=== RECORDED INFORMATION ===

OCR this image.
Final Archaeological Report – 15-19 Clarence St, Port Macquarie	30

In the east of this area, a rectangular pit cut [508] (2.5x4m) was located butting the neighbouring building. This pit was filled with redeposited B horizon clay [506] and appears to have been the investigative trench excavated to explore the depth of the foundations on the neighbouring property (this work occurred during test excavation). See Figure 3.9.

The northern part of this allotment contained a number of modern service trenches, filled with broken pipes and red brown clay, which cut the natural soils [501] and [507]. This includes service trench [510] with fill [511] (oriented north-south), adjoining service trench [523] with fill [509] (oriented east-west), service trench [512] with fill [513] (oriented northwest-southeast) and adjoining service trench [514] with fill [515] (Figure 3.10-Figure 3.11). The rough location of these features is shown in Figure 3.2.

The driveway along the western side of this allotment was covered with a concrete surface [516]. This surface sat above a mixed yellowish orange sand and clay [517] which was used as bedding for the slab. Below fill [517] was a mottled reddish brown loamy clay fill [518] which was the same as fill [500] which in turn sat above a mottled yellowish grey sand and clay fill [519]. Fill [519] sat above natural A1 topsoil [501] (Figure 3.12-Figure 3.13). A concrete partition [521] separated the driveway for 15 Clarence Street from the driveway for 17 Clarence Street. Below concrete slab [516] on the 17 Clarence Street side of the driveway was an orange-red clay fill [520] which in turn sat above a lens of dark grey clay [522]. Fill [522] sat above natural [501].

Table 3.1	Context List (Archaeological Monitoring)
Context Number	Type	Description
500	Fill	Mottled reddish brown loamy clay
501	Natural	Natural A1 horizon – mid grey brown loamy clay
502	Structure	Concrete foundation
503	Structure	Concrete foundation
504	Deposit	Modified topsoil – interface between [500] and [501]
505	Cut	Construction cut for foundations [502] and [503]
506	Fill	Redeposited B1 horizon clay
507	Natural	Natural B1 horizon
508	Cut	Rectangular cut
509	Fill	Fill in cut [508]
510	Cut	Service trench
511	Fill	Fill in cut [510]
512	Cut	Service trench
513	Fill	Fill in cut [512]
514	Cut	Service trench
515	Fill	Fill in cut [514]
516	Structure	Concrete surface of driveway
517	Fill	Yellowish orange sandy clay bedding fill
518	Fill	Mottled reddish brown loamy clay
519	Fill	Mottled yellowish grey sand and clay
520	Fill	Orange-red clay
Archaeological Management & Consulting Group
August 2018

===

YOUR INSTRUCTIONS: From the records above, copy every line that holds the word "Context".

RESPONSE TO THE TASK:
Table 3.1	Context List (Archaeological Monitoring)
Context Number	Type	Description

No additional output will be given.